EXERCISE DIRECTIONS: Restate the full set of records exactly, word for word.

DATA PROVIDED:
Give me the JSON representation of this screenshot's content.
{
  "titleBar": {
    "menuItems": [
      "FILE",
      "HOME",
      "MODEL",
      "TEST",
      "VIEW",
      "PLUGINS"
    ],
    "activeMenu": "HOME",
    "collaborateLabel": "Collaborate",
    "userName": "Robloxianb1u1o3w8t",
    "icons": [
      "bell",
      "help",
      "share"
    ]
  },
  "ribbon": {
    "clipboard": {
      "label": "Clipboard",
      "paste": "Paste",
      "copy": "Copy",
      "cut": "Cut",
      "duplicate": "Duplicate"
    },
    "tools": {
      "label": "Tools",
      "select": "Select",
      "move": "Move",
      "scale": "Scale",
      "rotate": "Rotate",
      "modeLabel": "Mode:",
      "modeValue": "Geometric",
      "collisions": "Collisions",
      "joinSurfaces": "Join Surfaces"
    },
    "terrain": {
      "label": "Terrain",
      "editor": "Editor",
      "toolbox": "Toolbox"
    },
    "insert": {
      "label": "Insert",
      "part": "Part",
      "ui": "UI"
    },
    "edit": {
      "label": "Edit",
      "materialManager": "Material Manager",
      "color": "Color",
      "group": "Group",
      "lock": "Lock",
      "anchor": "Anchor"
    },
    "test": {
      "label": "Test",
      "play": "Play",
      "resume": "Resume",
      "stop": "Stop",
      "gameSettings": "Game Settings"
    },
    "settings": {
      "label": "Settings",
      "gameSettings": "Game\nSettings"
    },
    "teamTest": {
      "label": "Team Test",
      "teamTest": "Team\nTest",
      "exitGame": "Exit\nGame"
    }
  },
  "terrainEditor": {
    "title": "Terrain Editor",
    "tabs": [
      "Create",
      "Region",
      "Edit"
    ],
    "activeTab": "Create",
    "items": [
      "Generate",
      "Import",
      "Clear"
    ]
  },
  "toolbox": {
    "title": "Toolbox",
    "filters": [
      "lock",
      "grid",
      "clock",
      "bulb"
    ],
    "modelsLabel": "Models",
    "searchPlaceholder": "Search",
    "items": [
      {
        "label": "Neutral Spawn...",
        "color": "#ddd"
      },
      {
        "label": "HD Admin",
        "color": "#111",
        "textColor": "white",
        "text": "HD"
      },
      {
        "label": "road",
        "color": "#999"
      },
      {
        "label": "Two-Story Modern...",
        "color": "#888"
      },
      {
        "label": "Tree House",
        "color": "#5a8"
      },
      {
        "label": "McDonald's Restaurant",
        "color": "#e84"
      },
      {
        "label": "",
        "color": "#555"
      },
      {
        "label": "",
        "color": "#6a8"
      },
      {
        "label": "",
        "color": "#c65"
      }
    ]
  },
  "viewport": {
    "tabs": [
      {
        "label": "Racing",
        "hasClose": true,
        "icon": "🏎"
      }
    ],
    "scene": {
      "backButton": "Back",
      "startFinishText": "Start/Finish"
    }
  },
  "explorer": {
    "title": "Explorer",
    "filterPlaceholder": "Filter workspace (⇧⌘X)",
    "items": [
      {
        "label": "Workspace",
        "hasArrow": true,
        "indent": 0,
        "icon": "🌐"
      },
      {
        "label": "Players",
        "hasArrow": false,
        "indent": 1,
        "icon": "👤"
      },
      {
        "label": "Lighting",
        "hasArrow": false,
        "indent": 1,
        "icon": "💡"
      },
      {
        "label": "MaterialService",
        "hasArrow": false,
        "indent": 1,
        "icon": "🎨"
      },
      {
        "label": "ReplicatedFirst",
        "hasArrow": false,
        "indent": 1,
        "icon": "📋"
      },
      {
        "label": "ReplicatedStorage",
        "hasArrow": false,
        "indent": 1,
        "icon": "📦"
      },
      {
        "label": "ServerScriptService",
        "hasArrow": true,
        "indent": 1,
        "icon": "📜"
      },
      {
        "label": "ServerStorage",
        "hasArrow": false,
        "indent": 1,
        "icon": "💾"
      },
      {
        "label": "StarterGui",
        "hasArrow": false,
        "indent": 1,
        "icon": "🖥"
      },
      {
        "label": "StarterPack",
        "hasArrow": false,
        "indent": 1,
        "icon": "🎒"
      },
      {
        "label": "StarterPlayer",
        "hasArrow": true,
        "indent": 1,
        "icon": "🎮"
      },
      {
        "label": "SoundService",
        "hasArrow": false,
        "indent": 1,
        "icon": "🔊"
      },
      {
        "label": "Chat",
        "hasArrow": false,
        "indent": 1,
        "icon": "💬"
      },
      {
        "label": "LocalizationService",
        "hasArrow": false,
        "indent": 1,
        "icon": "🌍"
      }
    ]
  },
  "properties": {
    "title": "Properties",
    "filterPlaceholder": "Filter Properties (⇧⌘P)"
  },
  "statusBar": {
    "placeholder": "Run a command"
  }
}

SOLUTION FOR THIS PROBLEM:
Give me the JSON representation of this screenshot's content.
{
  "titleBar": {
    "menuItems": [
      "FILE",
      "HOME",
      "MODEL",
      "TEST",
      "VIEW",
      "PLUGINS"
    ],
    "activeMenu": "HOME",
    "collaborateLabel": "Collaborate",
    "userName": "Robloxianb1u1o3w8t",
    "icons": [
      "bell",
      "help",
      "share"
    ]
  },
  "ribbon": {
    "clipboard": {
      "label": "Clipboard",
      "paste": "Paste",
      "copy": "Copy",
      "cut": "Cut",
      "duplicate": "Duplicate"
    },
    "tools": {
      "label": "Tools",
      "select": "Select",
      "move": "Move",
      "scale": "Scale",
      "rotate": "Rotate",
      "modeLabel": "Mode:",
      "modeValue": "Geometric",
      "collisions": "Collisions",
      "joinSurfaces": "Join Surfaces"
    },
    "terrain": {
      "label": "Terrain",
      "editor": "Editor",
      "toolbox": "Toolbox"
    },
    "insert": {
      "label": "Insert",
      "part": "Part",
      "ui": "UI"
    },
    "edit": {
      "label": "Edit",
      "materialManager": "Material Manager",
      "color": "Color",
      "group": "Group",
      "lock": "Lock",
      "anchor": "Anchor"
    },
    "test": {
      "label": "Test",
      "play": "Play",
      "resume": "Resume",
      "stop": "Stop",
      "gameSettings": "Game Settings"
    },
    "settings": {
      "label": "Settings",
      "gameSettings": "Game\nSettings"
    },
    "teamTest": {
      "label": "Team Test",
      "teamTest": "Team\nTest",
      "exitGame": "Exit\nGame"
    }
  },
  "terrainEditor": {
    "title": "Terrain Editor",
    "tabs": [
      "Create",
      "Region",
      "Edit"
    ],
    "activeTab": "Create",
    "items": [
      "Generate",
      "Import",
      "Clear"
    ]
  },
  "toolbox": {
    "title": "Toolbox",
    "filters": [
      "lock",
      "grid",
      "clock",
      "bulb"
    ],
    "modelsLabel": "Models",
    "searchPlaceholder": "Search",
    "items": [
      {
        "label": "Neutral Spawn...",
        "color": "#ddd"
      },
      {
        "label": "HD Admin",
        "color": "#111",
        "textColor": "white",
        "text": "HD"
      },
      {
        "label": "road",
        "color": "#999"
      },
      {
        "label": "Two-Story Modern...",
        "color": "#888"
      },
      {
        "label": "Tree House",
        "color": "#5a8"
      },
      {
        "label": "McDonald's Restaurant",
        "color": "#e84"
      },
      {
        "label": "",
        "color": "#555"
      },
      {
        "label": "",
        "color": "#6a8"
      },
      {
        "label": "",
        "color": "#c65"
      }
    ]
  },
  "viewport": {
    "tabs": [
      {
        "label": "Racing",
        "hasClose": true,
        "icon": "🏎"
      }
    ],
    "scene": {
      "backButton": "Back",
      "startFinishText": "Start/Finish"
    }
  },
  "explorer": {
    "title": "Explorer",
    "filterPlaceholder": "Filter workspace (⇧⌘X)",
    "items": [
      {
        "label": "Workspace",
        "hasArrow": true,
        "indent": 0,
        "icon": "🌐"
      },
      {
        "label": "Players",
        "hasArrow": false,
        "indent": 1,
        "icon": "👤"
      },
      {
        "label": "Lighting",
        "hasArrow": false,
        "indent": 1,
        "icon": "💡"
      },
      {
        "label": "MaterialService",
        "hasArrow": false,
        "indent": 1,
        "icon": "🎨"
      },
      {
        "label": "ReplicatedFirst",
        "hasArrow": false,
        "indent": 1,
        "icon": "📋"
      },
      {
        "label": "ReplicatedStorage",
        "hasArrow": false,
        "indent": 1,
        "icon": "📦"
      },
      {
        "label": "ServerScriptService",
        "hasArrow": true,
        "indent": 1,
        "icon": "📜"
      },
      {
        "label": "ServerStorage",
        "hasArrow": false,
        "indent": 1,
        "icon": "💾"
      },
      {
        "label": "StarterGui",
        "hasArrow": false,
        "indent": 1,
        "icon": "🖥"
      },
      {
        "label": "StarterPack",
        "hasArrow": false,
        "indent": 1,
        "icon": "🎒"
      },
      {
        "label": "StarterPlayer",
        "hasArrow": true,
        "indent": 1,
        "icon": "🎮"
      },
      {
        "label": "SoundService",
        "hasArrow": false,
        "indent": 1,
        "icon": "🔊"
      },
      {
        "label": "Chat",
        "hasArrow": false,
        "indent": 1,
        "icon": "💬"
      },
      {
        "label": "LocalizationService",
        "hasArrow": false,
        "indent": 1,
        "icon": "🌍"
      }
    ]
  },
  "properties": {
    "title": "Properties",
    "filterPlaceholder": "Filter Properties (⇧⌘P)"
  },
  "statusBar": {
    "placeholder": "Run a command"
  }
}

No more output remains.